-- WHAT THE TASK REQUIRES --
Switch every "blot-band" in the lines below to "western-band", and return the lines with nothing else changed.

· · · ·

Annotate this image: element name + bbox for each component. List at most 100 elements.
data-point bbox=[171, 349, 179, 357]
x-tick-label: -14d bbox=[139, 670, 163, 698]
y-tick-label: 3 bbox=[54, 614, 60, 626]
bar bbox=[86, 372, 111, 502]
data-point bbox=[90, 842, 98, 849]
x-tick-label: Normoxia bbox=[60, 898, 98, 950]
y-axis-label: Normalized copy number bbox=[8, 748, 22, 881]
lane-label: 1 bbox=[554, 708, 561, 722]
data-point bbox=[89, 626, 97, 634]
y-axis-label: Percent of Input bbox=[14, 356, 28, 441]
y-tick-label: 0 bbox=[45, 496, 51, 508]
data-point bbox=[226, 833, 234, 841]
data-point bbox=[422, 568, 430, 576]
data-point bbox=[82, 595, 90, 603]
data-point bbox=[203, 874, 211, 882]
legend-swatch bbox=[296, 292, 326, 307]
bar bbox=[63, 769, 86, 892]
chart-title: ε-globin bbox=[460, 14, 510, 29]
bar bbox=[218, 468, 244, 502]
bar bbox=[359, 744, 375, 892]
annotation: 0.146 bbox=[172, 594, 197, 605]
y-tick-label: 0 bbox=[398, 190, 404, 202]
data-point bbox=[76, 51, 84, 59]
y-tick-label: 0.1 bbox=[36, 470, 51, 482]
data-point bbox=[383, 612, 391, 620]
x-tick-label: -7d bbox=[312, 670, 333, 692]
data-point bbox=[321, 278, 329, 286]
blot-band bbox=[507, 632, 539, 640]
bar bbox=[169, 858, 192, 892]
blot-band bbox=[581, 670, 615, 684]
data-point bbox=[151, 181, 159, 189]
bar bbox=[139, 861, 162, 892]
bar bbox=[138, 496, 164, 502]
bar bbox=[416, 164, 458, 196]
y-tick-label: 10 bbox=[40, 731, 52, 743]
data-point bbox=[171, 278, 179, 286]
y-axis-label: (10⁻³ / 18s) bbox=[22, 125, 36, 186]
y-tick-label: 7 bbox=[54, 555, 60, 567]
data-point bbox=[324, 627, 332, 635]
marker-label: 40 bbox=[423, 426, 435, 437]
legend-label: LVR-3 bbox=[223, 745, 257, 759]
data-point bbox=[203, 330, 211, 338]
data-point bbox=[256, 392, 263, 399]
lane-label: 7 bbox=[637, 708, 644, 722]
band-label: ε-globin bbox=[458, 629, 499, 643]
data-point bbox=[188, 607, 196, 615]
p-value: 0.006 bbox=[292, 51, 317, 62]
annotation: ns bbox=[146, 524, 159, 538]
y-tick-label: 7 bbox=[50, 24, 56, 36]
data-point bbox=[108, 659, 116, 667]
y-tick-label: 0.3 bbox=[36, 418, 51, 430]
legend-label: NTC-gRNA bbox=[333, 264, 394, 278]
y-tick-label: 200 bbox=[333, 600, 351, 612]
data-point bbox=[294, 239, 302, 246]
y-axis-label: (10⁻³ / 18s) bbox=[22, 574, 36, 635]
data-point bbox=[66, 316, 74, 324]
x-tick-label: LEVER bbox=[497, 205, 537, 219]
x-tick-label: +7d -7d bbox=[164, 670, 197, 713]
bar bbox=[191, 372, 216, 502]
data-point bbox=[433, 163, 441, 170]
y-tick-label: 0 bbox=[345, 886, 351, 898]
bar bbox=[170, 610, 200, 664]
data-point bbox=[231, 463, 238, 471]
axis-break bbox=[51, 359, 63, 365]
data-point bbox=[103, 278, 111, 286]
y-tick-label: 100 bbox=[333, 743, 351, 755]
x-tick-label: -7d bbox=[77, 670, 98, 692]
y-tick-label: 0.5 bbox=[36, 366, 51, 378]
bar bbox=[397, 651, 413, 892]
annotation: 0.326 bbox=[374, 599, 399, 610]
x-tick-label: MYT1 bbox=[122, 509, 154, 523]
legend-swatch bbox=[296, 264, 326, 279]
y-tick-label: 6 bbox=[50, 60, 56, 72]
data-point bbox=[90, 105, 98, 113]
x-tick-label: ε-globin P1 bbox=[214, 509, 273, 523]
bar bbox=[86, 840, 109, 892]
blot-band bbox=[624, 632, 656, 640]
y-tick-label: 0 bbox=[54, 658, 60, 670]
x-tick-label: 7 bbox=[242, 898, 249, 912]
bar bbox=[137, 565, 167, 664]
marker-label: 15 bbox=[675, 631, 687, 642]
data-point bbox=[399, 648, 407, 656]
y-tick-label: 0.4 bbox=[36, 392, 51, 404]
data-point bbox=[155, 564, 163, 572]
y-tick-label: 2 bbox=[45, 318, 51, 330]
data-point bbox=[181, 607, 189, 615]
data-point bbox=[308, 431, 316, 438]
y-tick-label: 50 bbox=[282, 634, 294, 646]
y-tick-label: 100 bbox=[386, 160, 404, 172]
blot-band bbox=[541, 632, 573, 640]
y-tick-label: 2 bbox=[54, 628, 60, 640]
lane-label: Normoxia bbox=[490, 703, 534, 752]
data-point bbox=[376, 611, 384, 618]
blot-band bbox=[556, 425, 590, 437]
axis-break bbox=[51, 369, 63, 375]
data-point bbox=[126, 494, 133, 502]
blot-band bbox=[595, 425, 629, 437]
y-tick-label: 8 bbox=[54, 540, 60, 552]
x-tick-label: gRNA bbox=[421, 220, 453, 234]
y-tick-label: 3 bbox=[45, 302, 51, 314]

· · · ·

-- EXPECTED OUTPUT --
Annotate this image: element name + bbox for each component. List at most 100 elements.
data-point bbox=[171, 349, 179, 357]
x-tick-label: -14d bbox=[139, 670, 163, 698]
y-tick-label: 3 bbox=[54, 614, 60, 626]
bar bbox=[86, 372, 111, 502]
data-point bbox=[90, 842, 98, 849]
x-tick-label: Normoxia bbox=[60, 898, 98, 950]
y-axis-label: Normalized copy number bbox=[8, 748, 22, 881]
lane-label: 1 bbox=[554, 708, 561, 722]
data-point bbox=[89, 626, 97, 634]
y-axis-label: Percent of Input bbox=[14, 356, 28, 441]
y-tick-label: 0 bbox=[45, 496, 51, 508]
data-point bbox=[226, 833, 234, 841]
data-point bbox=[422, 568, 430, 576]
data-point bbox=[82, 595, 90, 603]
data-point bbox=[203, 874, 211, 882]
legend-swatch bbox=[296, 292, 326, 307]
bar bbox=[63, 769, 86, 892]
chart-title: ε-globin bbox=[460, 14, 510, 29]
bar bbox=[218, 468, 244, 502]
bar bbox=[359, 744, 375, 892]
annotation: 0.146 bbox=[172, 594, 197, 605]
y-tick-label: 0 bbox=[398, 190, 404, 202]
data-point bbox=[76, 51, 84, 59]
y-tick-label: 0.1 bbox=[36, 470, 51, 482]
data-point bbox=[383, 612, 391, 620]
x-tick-label: -7d bbox=[312, 670, 333, 692]
data-point bbox=[321, 278, 329, 286]
western-band bbox=[507, 632, 539, 640]
bar bbox=[169, 858, 192, 892]
western-band bbox=[581, 670, 615, 684]
data-point bbox=[151, 181, 159, 189]
bar bbox=[139, 861, 162, 892]
bar bbox=[138, 496, 164, 502]
bar bbox=[416, 164, 458, 196]
y-tick-label: 10 bbox=[40, 731, 52, 743]
data-point bbox=[171, 278, 179, 286]
y-axis-label: (10⁻³ / 18s) bbox=[22, 125, 36, 186]
y-tick-label: 7 bbox=[54, 555, 60, 567]
data-point bbox=[324, 627, 332, 635]
marker-label: 40 bbox=[423, 426, 435, 437]
legend-label: LVR-3 bbox=[223, 745, 257, 759]
data-point bbox=[203, 330, 211, 338]
data-point bbox=[256, 392, 263, 399]
lane-label: 7 bbox=[637, 708, 644, 722]
band-label: ε-globin bbox=[458, 629, 499, 643]
data-point bbox=[188, 607, 196, 615]
p-value: 0.006 bbox=[292, 51, 317, 62]
annotation: ns bbox=[146, 524, 159, 538]
y-tick-label: 7 bbox=[50, 24, 56, 36]
data-point bbox=[108, 659, 116, 667]
y-tick-label: 0.3 bbox=[36, 418, 51, 430]
legend-label: NTC-gRNA bbox=[333, 264, 394, 278]
y-tick-label: 200 bbox=[333, 600, 351, 612]
data-point bbox=[294, 239, 302, 246]
y-axis-label: (10⁻³ / 18s) bbox=[22, 574, 36, 635]
data-point bbox=[66, 316, 74, 324]
x-tick-label: LEVER bbox=[497, 205, 537, 219]
x-tick-label: +7d -7d bbox=[164, 670, 197, 713]
bar bbox=[191, 372, 216, 502]
data-point bbox=[433, 163, 441, 170]
y-tick-label: 0 bbox=[345, 886, 351, 898]
bar bbox=[170, 610, 200, 664]
data-point bbox=[231, 463, 238, 471]
axis-break bbox=[51, 359, 63, 365]
data-point bbox=[103, 278, 111, 286]
y-tick-label: 100 bbox=[333, 743, 351, 755]
x-tick-label: -7d bbox=[77, 670, 98, 692]
y-tick-label: 0.5 bbox=[36, 366, 51, 378]
bar bbox=[397, 651, 413, 892]
annotation: 0.326 bbox=[374, 599, 399, 610]
x-tick-label: MYT1 bbox=[122, 509, 154, 523]
legend-swatch bbox=[296, 264, 326, 279]
y-tick-label: 6 bbox=[50, 60, 56, 72]
data-point bbox=[90, 105, 98, 113]
x-tick-label: ε-globin P1 bbox=[214, 509, 273, 523]
bar bbox=[86, 840, 109, 892]
western-band bbox=[624, 632, 656, 640]
y-tick-label: 0 bbox=[54, 658, 60, 670]
x-tick-label: 7 bbox=[242, 898, 249, 912]
bar bbox=[137, 565, 167, 664]
marker-label: 15 bbox=[675, 631, 687, 642]
data-point bbox=[399, 648, 407, 656]
y-tick-label: 0.4 bbox=[36, 392, 51, 404]
data-point bbox=[155, 564, 163, 572]
y-tick-label: 2 bbox=[45, 318, 51, 330]
data-point bbox=[181, 607, 189, 615]
data-point bbox=[308, 431, 316, 438]
y-tick-label: 50 bbox=[282, 634, 294, 646]
y-tick-label: 100 bbox=[386, 160, 404, 172]
western-band bbox=[541, 632, 573, 640]
y-tick-label: 2 bbox=[54, 628, 60, 640]
lane-label: Normoxia bbox=[490, 703, 534, 752]
data-point bbox=[376, 611, 384, 618]
western-band bbox=[556, 425, 590, 437]
axis-break bbox=[51, 369, 63, 375]
data-point bbox=[126, 494, 133, 502]
western-band bbox=[595, 425, 629, 437]
y-tick-label: 8 bbox=[54, 540, 60, 552]
x-tick-label: gRNA bbox=[421, 220, 453, 234]
y-tick-label: 3 bbox=[45, 302, 51, 314]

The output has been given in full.